Instruction
Skip the images. Copy the records exactly as written.

*** Data extract ***

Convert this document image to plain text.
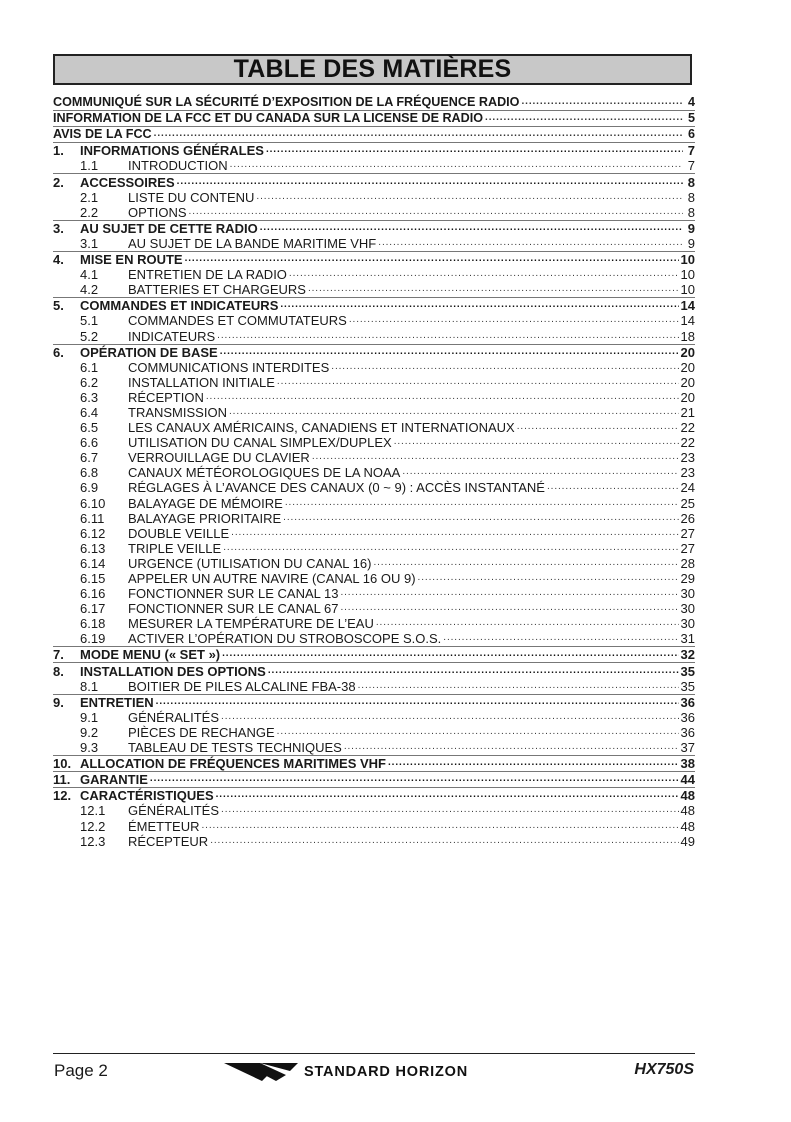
TABLE DES MATIÈRES
COMMUNIQUÉ SUR LA SÉCURITÉ D’EXPOSITION DE LA FRÉQUENCE RADIO .....	4
INFORMATION DE LA FCC ET DU CANADA SUR LA LICENSE DE RADIO .....	5
AVIS DE LA FCC .....	6
1.	INFORMATIONS GÉNÉRALES .....	7
1.1	INTRODUCTION .....	7
2.	ACCESSOIRES .....	8
2.1	LISTE DU CONTENU .....	8
2.2	OPTIONS .....	8
3.	AU SUJET DE CETTE RADIO .....	9
3.1	AU SUJET DE LA BANDE MARITIME VHF .....	9
4.	MISE EN ROUTE .....	10
4.1	ENTRETIEN DE LA RADIO .....	10
4.2	BATTERIES ET CHARGEURS .....	10
5.	COMMANDES ET INDICATEURS .....	14
5.1	COMMANDES ET COMMUTATEURS .....	14
5.2	INDICATEURS .....	18
6.	OPÉRATION DE BASE .....	20
6.1	COMMUNICATIONS INTERDITES .....	20
6.2	INSTALLATION INITIALE .....	20
6.3	RÉCEPTION .....	20
6.4	TRANSMISSION .....	21
6.5	LES CANAUX AMÉRICAINS, CANADIENS ET INTERNATIONAUX .....	22
6.6	UTILISATION DU CANAL SIMPLEX/DUPLEX .....	22
6.7	VERROUILLAGE DU CLAVIER .....	23
6.8	CANAUX MÉTÉOROLOGIQUES DE LA NOAA .....	23
6.9	RÉGLAGES À L’AVANCE DES CANAUX (0 ~ 9) : ACCÈS INSTANTANÉ .....	24
6.10	BALAYAGE DE MÉMOIRE .....	25
6.11	BALAYAGE PRIORITAIRE .....	26
6.12	DOUBLE VEILLE .....	27
6.13	TRIPLE VEILLE .....	27
6.14	URGENCE (UTILISATION DU CANAL 16) .....	28
6.15	APPELER UN AUTRE NAVIRE (CANAL 16 OU 9) .....	29
6.16	FONCTIONNER SUR LE CANAL 13 .....	30
6.17	FONCTIONNER SUR LE CANAL 67 .....	30
6.18	MESURER LA TEMPÉRATURE DE L’EAU .....	30
6.19	ACTIVER L’OPÉRATION DU STROBOSCOPE S.O.S. .....	31
7.	MODE MENU (« SET ») .....	32
8.	INSTALLATION DES OPTIONS .....	35
8.1	BOITIER DE PILES ALCALINE FBA-38 .....	35
9.	ENTRETIEN .....	36
9.1	GÉNÉRALITÉS .....	36
9.2	PIÈCES DE RECHANGE .....	36
9.3	TABLEAU DE TESTS TECHNIQUES .....	37
10. ALLOCATION DE FRÉQUENCES MARITIMES VHF .....	38
11. GARANTIE .....	44
12. CARACTÉRISTIQUES .....	48
12.1	GÉNÉRALITÉS .....	48
12.2	ÉMETTEUR .....	48
12.3	RÉCEPTEUR .....	49
Page 2	STANDARD HORIZON	HX750S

***

Final result
Convert this document image to plain text.
TABLE DES MATIÈRES
COMMUNIQUÉ SUR LA SÉCURITÉ D’EXPOSITION DE LA FRÉQUENCE RADIO .....	4
INFORMATION DE LA FCC ET DU CANADA SUR LA LICENSE DE RADIO .....	5
AVIS DE LA FCC .....	6
1.	INFORMATIONS GÉNÉRALES .....	7
1.1	INTRODUCTION .....	7
2.	ACCESSOIRES .....	8
2.1	LISTE DU CONTENU .....	8
2.2	OPTIONS .....	8
3.	AU SUJET DE CETTE RADIO .....	9
3.1	AU SUJET DE LA BANDE MARITIME VHF .....	9
4.	MISE EN ROUTE .....	10
4.1	ENTRETIEN DE LA RADIO .....	10
4.2	BATTERIES ET CHARGEURS .....	10
5.	COMMANDES ET INDICATEURS .....	14
5.1	COMMANDES ET COMMUTATEURS .....	14
5.2	INDICATEURS .....	18
6.	OPÉRATION DE BASE .....	20
6.1	COMMUNICATIONS INTERDITES .....	20
6.2	INSTALLATION INITIALE .....	20
6.3	RÉCEPTION .....	20
6.4	TRANSMISSION .....	21
6.5	LES CANAUX AMÉRICAINS, CANADIENS ET INTERNATIONAUX .....	22
6.6	UTILISATION DU CANAL SIMPLEX/DUPLEX .....	22
6.7	VERROUILLAGE DU CLAVIER .....	23
6.8	CANAUX MÉTÉOROLOGIQUES DE LA NOAA .....	23
6.9	RÉGLAGES À L’AVANCE DES CANAUX (0 ~ 9) : ACCÈS INSTANTANÉ .....	24
6.10	BALAYAGE DE MÉMOIRE .....	25
6.11	BALAYAGE PRIORITAIRE .....	26
6.12	DOUBLE VEILLE .....	27
6.13	TRIPLE VEILLE .....	27
6.14	URGENCE (UTILISATION DU CANAL 16) .....	28
6.15	APPELER UN AUTRE NAVIRE (CANAL 16 OU 9) .....	29
6.16	FONCTIONNER SUR LE CANAL 13 .....	30
6.17	FONCTIONNER SUR LE CANAL 67 .....	30
6.18	MESURER LA TEMPÉRATURE DE L’EAU .....	30
6.19	ACTIVER L’OPÉRATION DU STROBOSCOPE S.O.S. .....	31
7.	MODE MENU (« SET ») .....	32
8.	INSTALLATION DES OPTIONS .....	35
8.1	BOITIER DE PILES ALCALINE FBA-38 .....	35
9.	ENTRETIEN .....	36
9.1	GÉNÉRALITÉS .....	36
9.2	PIÈCES DE RECHANGE .....	36
9.3	TABLEAU DE TESTS TECHNIQUES .....	37
10. ALLOCATION DE FRÉQUENCES MARITIMES VHF .....	38
11. GARANTIE .....	44
12. CARACTÉRISTIQUES .....	48
12.1	GÉNÉRALITÉS .....	48
12.2	ÉMETTEUR .....	48
12.3	RÉCEPTEUR .....	49
Page 2	STANDARD HORIZON	HX750S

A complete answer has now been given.